- 提供本文
##########
ニュース

PRAの犬に生じる網膜変性の前兆について観察した研究

投稿者:武井 昭紘

進行性網膜萎縮症(progressive retinal atrophy、PRA)に伴う臨床症状は、ある日突然にして、愛犬を襲う。おそらく、それがオーナーから見た印象であろう。しかし、実際は、当該疾患の症状は徐々に進行しているとされている。つまり、委縮して視力を失うまで、網膜の構造は「変化している」と考えられるのだ。では、その変化とは一体、どのようなものであろうか。

冒頭のような背景の中、北南米の大学らは、①ウィペット、②ジャーマン・スピッツ、③パピヨンの交雑種を対象にして、彼らの網膜を観察する研究を行った。なお、本研究において、①および②はPRAを発症した個体(それぞれ5匹、8匹)、③はPRAを発症するとともにCNGB1遺伝子に変異を持っている個体(20匹)である。すると、①の80%、②の約38%、③の75%に、限局的に発生した水疱を伴う網膜剥離が複数現れることが判明したという。また、この網膜剥離という現象は、明らかな網膜変性が起きる前に出現し、変性が進行するにつれて目立たなくなることが分かったとのことである。加えて、1例だけではあるものの、CNGB1遺伝子に変異を持っているパピヨンの交雑種に遺伝子増強療法(変異遺伝子を補うように正常な遺伝子を罹患犬に導入する治療法)を適応すると、水疱の形成が妨げられることも確認された。
##########
- データ抜粋
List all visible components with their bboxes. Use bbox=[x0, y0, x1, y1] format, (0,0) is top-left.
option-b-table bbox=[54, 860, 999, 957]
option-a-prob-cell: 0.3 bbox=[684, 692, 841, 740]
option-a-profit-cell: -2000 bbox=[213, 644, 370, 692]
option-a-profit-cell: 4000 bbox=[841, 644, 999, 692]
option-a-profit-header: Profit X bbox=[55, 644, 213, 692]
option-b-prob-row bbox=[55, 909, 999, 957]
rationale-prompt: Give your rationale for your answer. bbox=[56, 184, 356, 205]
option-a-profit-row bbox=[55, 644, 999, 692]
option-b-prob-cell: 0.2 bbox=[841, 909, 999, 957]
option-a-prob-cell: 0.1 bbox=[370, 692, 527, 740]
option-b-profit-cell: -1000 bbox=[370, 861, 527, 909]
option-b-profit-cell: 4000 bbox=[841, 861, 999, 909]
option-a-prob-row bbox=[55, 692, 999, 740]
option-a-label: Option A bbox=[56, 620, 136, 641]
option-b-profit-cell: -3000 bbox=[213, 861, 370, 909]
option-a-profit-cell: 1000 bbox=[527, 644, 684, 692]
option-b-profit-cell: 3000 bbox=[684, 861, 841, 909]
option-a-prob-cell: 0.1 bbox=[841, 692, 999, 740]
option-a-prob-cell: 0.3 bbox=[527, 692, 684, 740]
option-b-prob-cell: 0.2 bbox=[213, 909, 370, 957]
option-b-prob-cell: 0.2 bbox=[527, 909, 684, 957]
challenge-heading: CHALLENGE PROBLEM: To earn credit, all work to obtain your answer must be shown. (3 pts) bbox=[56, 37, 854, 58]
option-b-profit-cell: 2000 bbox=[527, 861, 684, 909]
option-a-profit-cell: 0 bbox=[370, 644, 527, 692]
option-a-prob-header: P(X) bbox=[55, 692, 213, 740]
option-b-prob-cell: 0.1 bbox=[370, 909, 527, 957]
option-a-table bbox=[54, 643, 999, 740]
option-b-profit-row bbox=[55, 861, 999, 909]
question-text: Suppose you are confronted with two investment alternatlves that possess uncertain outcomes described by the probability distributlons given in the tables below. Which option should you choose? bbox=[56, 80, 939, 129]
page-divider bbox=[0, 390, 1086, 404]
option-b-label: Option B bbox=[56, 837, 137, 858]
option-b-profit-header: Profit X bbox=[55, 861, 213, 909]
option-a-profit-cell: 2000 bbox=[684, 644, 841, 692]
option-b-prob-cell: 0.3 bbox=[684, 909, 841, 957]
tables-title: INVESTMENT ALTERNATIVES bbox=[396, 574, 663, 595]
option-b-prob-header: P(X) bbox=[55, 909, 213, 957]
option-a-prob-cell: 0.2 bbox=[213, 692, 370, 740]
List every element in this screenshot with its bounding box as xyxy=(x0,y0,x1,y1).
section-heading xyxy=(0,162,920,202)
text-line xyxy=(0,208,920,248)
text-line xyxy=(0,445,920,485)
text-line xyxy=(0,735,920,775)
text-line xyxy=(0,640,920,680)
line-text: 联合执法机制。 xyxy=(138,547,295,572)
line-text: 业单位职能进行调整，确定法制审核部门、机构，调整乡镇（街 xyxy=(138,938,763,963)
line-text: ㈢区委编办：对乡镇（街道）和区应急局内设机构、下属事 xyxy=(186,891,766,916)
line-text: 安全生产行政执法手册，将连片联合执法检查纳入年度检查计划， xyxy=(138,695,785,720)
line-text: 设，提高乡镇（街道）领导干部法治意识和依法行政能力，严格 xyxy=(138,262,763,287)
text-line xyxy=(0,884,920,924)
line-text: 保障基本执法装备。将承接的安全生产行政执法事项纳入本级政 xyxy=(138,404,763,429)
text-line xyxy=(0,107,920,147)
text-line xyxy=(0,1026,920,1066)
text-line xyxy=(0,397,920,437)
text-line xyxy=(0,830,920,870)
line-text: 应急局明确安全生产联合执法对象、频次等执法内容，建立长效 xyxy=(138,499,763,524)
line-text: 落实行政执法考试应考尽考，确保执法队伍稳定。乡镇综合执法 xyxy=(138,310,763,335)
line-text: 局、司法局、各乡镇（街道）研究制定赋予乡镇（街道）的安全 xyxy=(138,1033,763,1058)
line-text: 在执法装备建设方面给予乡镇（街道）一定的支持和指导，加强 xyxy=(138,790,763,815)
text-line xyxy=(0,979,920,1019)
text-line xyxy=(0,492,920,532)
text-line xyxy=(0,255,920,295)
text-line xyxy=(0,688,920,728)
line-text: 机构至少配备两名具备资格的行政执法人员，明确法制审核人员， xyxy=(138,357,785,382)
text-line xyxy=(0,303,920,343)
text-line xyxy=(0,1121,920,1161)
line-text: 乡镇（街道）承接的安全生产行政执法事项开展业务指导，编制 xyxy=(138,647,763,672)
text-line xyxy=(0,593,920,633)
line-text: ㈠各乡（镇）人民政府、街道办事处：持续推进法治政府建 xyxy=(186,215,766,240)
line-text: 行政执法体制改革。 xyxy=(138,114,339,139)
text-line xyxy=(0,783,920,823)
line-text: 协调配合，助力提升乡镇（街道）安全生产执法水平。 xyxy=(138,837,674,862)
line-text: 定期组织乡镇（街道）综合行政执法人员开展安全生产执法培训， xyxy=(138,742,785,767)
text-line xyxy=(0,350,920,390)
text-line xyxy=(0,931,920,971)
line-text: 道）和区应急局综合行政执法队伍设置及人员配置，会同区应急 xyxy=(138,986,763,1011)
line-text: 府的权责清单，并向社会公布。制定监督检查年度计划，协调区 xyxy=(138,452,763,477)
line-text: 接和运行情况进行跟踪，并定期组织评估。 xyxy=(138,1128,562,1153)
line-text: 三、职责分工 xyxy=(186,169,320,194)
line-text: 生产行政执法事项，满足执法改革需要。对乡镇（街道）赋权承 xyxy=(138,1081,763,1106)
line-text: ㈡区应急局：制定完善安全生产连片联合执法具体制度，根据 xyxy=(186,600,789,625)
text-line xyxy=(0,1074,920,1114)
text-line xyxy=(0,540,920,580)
##########
- 作業指示
A – PRAの犬の網膜変性に関する記事で、ジャーマン・スピッツのうち水疱を伴う網膜剥離が複数現れたのは約何%か。
B – PRAの犬の網膜変性に関する記事を、最後の文の後から書き進めてください。

- 解答
A – 約38%

B –
上記のことから、網膜に出現する水疱と、それに続発する網膜剥離が、PRAの発症に関与していることが推察できる。よって、今後、遺伝子増強療法も候補として「網膜における水疱形成を防ぐ」治療法を確立する研究が進み、PRAが完治できる病気になる日が訪れることを願っている。そして、この水疱の有無をチェックする検査法が、PRAを早期発見する手技として普及することを期待している。

網膜の観察は、検眼鏡と、光を用いて物体の内部構造を解析するSD-OCTによって実施されております。